• [Instructions to follow]:
Look through the records below, count the lines with the word "screenshot", and reply with only the number.

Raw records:
[START]

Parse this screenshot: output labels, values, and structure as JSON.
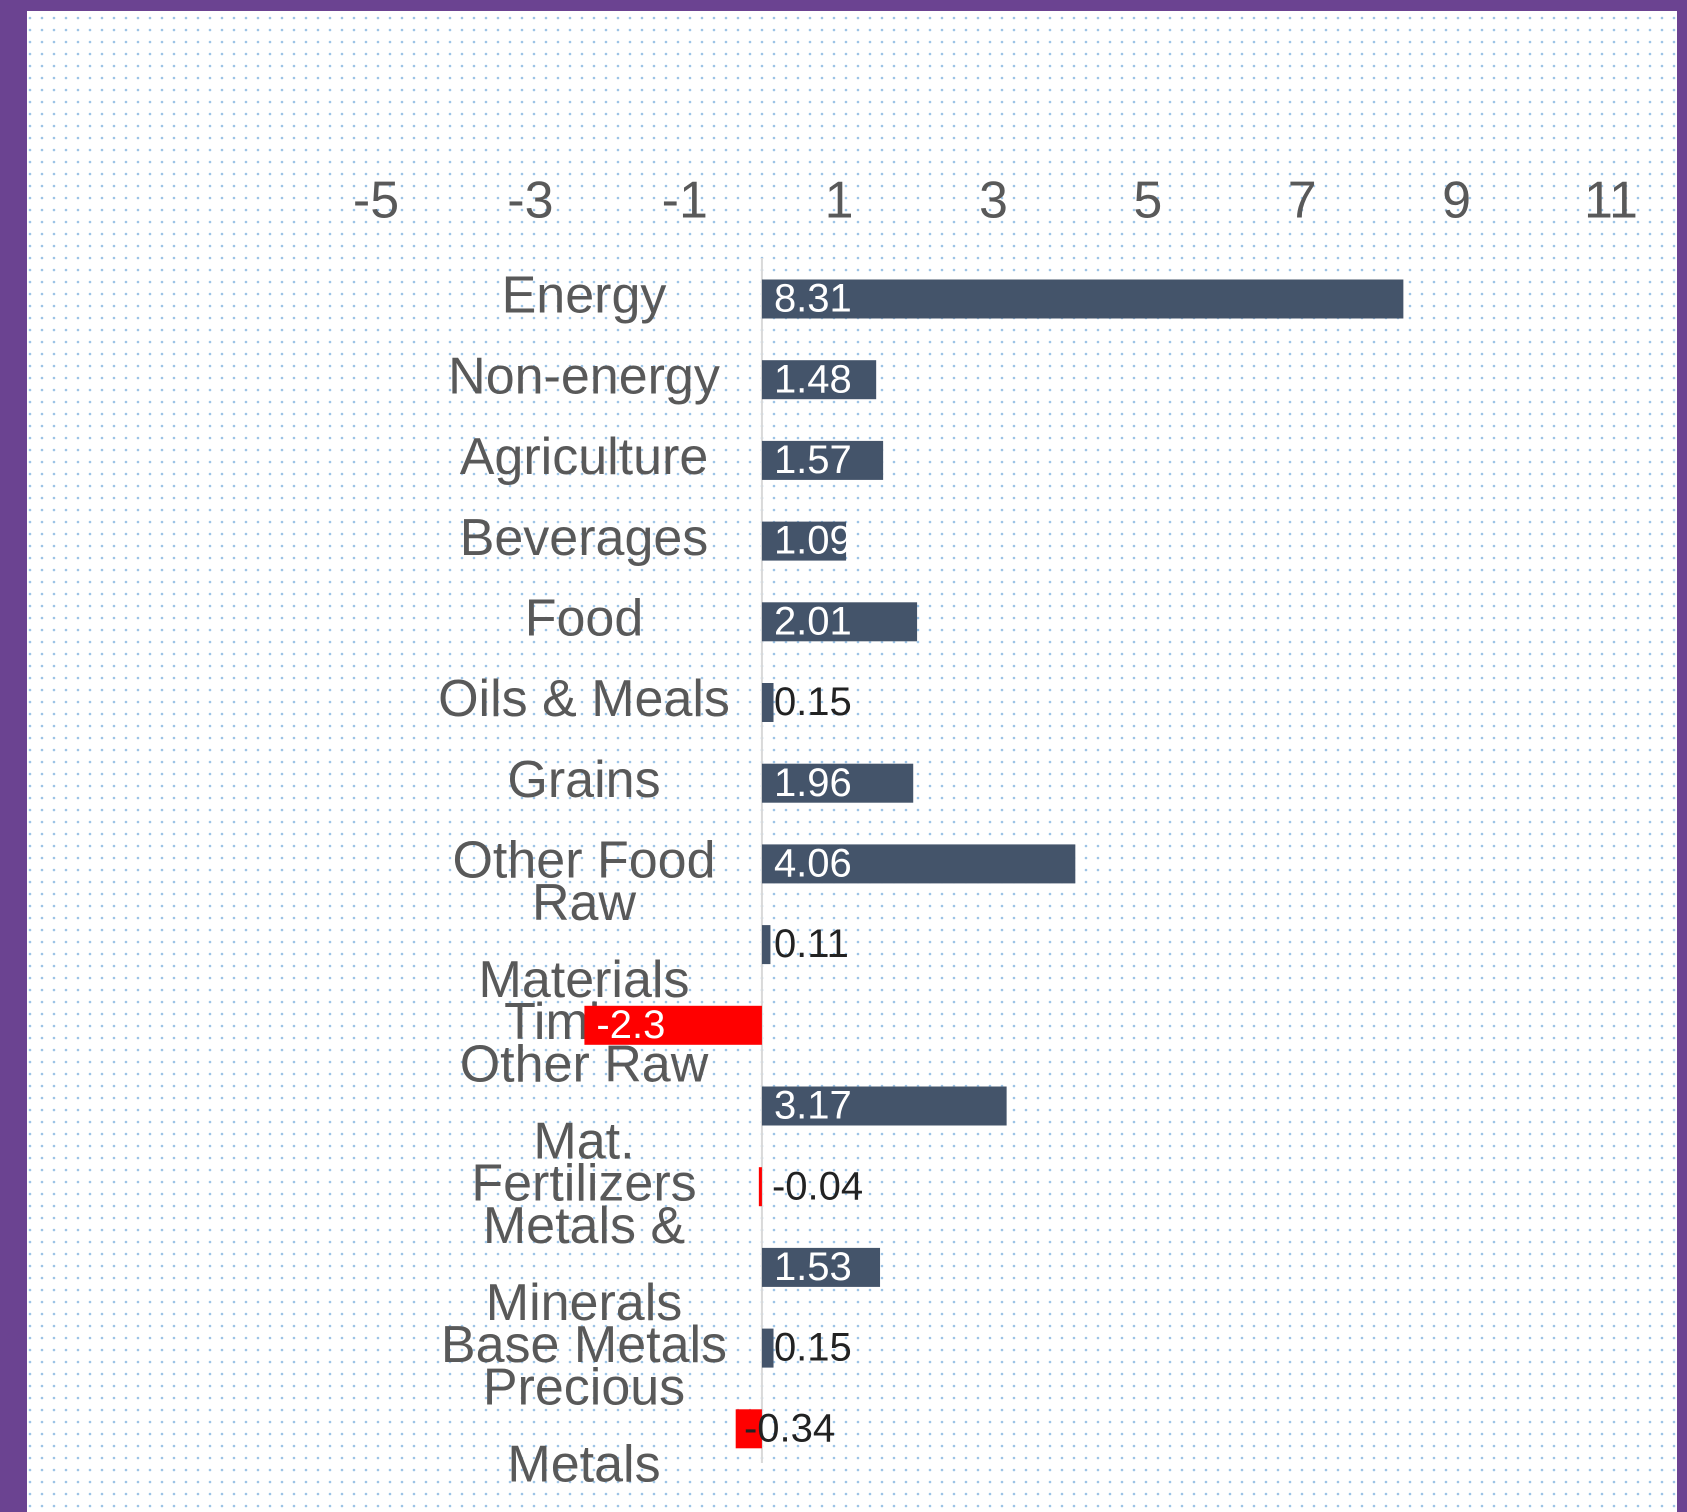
{
  "chart_data": {
    "type": "barh",
    "categories": [
      "Energy",
      "Non-energy",
      "Agriculture",
      "Beverages",
      "Food",
      "Oils & Meals",
      "Grains",
      "Other Food",
      "Raw Materials",
      "Timber",
      "Other Raw Mat.",
      "Fertilizers",
      "Metals & Minerals",
      "Base Metals",
      "Precious Metals"
    ],
    "values": [
      8.31,
      1.48,
      1.57,
      1.09,
      2.01,
      0.15,
      1.96,
      4.06,
      0.11,
      -2.3,
      3.17,
      -0.04,
      1.53,
      0.15,
      -0.34
    ],
    "color": "#44546a",
    "negative_color": "#ff0000",
    "xlim": [
      -5,
      11
    ],
    "xticks": [
      -5,
      -3,
      -1,
      1,
      3,
      5,
      7,
      9,
      11
    ],
    "xaxis_position": "top",
    "grid": false
  }
}
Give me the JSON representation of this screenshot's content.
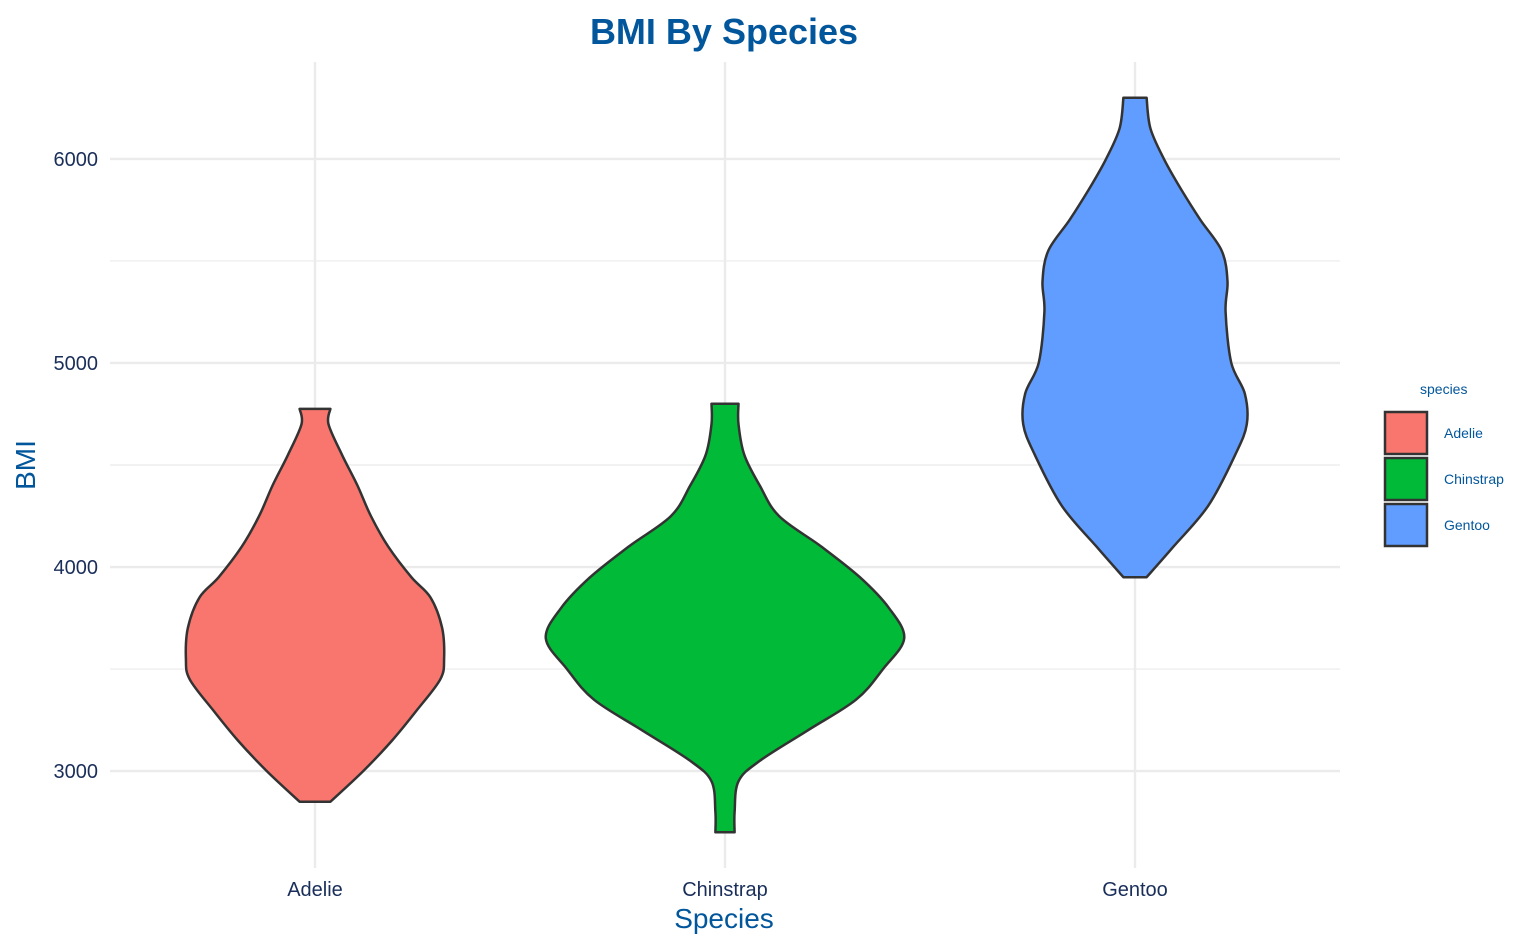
{
  "chart_data": {
    "type": "violin",
    "title": "BMI By Species",
    "xlabel": "Species",
    "ylabel": "BMI",
    "ylim": [
      2525,
      6475
    ],
    "yticks": [
      3000,
      4000,
      5000,
      6000
    ],
    "grid": true,
    "legend_title": "species",
    "legend_position": "right",
    "categories": [
      "Adelie",
      "Chinstrap",
      "Gentoo"
    ],
    "series": [
      {
        "name": "Adelie",
        "color": "#F8766D",
        "min": 2850,
        "max": 4775,
        "profile": [
          [
            2850,
            0.08
          ],
          [
            3000,
            0.25
          ],
          [
            3150,
            0.4
          ],
          [
            3300,
            0.53
          ],
          [
            3450,
            0.65
          ],
          [
            3550,
            0.67
          ],
          [
            3700,
            0.66
          ],
          [
            3850,
            0.6
          ],
          [
            3950,
            0.5
          ],
          [
            4100,
            0.38
          ],
          [
            4250,
            0.29
          ],
          [
            4400,
            0.22
          ],
          [
            4550,
            0.14
          ],
          [
            4700,
            0.07
          ],
          [
            4775,
            0.08
          ]
        ]
      },
      {
        "name": "Chinstrap",
        "color": "#00BA38",
        "min": 2700,
        "max": 4800,
        "profile": [
          [
            2700,
            0.05
          ],
          [
            2800,
            0.05
          ],
          [
            2950,
            0.07
          ],
          [
            3050,
            0.18
          ],
          [
            3200,
            0.43
          ],
          [
            3350,
            0.68
          ],
          [
            3500,
            0.82
          ],
          [
            3650,
            0.93
          ],
          [
            3800,
            0.85
          ],
          [
            3950,
            0.7
          ],
          [
            4100,
            0.5
          ],
          [
            4250,
            0.28
          ],
          [
            4400,
            0.18
          ],
          [
            4550,
            0.1
          ],
          [
            4700,
            0.07
          ],
          [
            4800,
            0.07
          ]
        ]
      },
      {
        "name": "Gentoo",
        "color": "#619CFF",
        "min": 3950,
        "max": 6300,
        "profile": [
          [
            3950,
            0.06
          ],
          [
            4100,
            0.2
          ],
          [
            4300,
            0.38
          ],
          [
            4550,
            0.52
          ],
          [
            4700,
            0.58
          ],
          [
            4850,
            0.57
          ],
          [
            5000,
            0.5
          ],
          [
            5250,
            0.47
          ],
          [
            5400,
            0.48
          ],
          [
            5550,
            0.45
          ],
          [
            5700,
            0.34
          ],
          [
            5850,
            0.24
          ],
          [
            6000,
            0.15
          ],
          [
            6150,
            0.08
          ],
          [
            6300,
            0.06
          ]
        ]
      }
    ]
  }
}
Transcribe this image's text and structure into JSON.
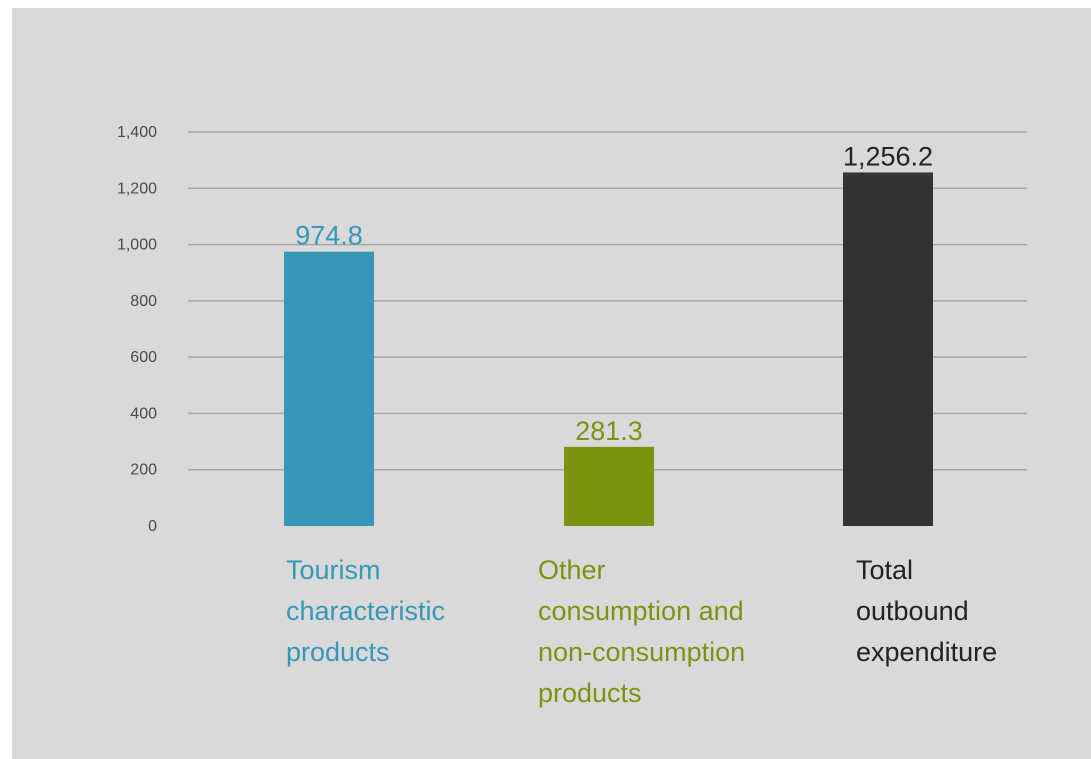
{
  "chart_data": {
    "type": "bar",
    "categories": [
      "Tourism\ncharacteristic\nproducts",
      "Other\nconsumption and\nnon-consumption\nproducts",
      "Total\noutbound\nexpenditure"
    ],
    "values": [
      974.8,
      281.3,
      1256.2
    ],
    "value_labels": [
      "974.8",
      "281.3",
      "1,256.2"
    ],
    "bar_colors": [
      "#3598b9",
      "#7a9412",
      "#333333"
    ],
    "label_colors": [
      "#3598b9",
      "#7a9412",
      "#222222"
    ],
    "ylim": [
      0,
      1400
    ],
    "yticks": [
      0,
      200,
      400,
      600,
      800,
      1000,
      1200,
      1400
    ],
    "ytick_labels": [
      "0",
      "200",
      "400",
      "600",
      "800",
      "1,000",
      "1,200",
      "1,400"
    ],
    "title": "",
    "xlabel": "",
    "ylabel": "",
    "grid": true,
    "legend": "none",
    "background": "#d9d9d9",
    "grid_color": "#a6a6a6"
  }
}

[END]

• [Task result]:
2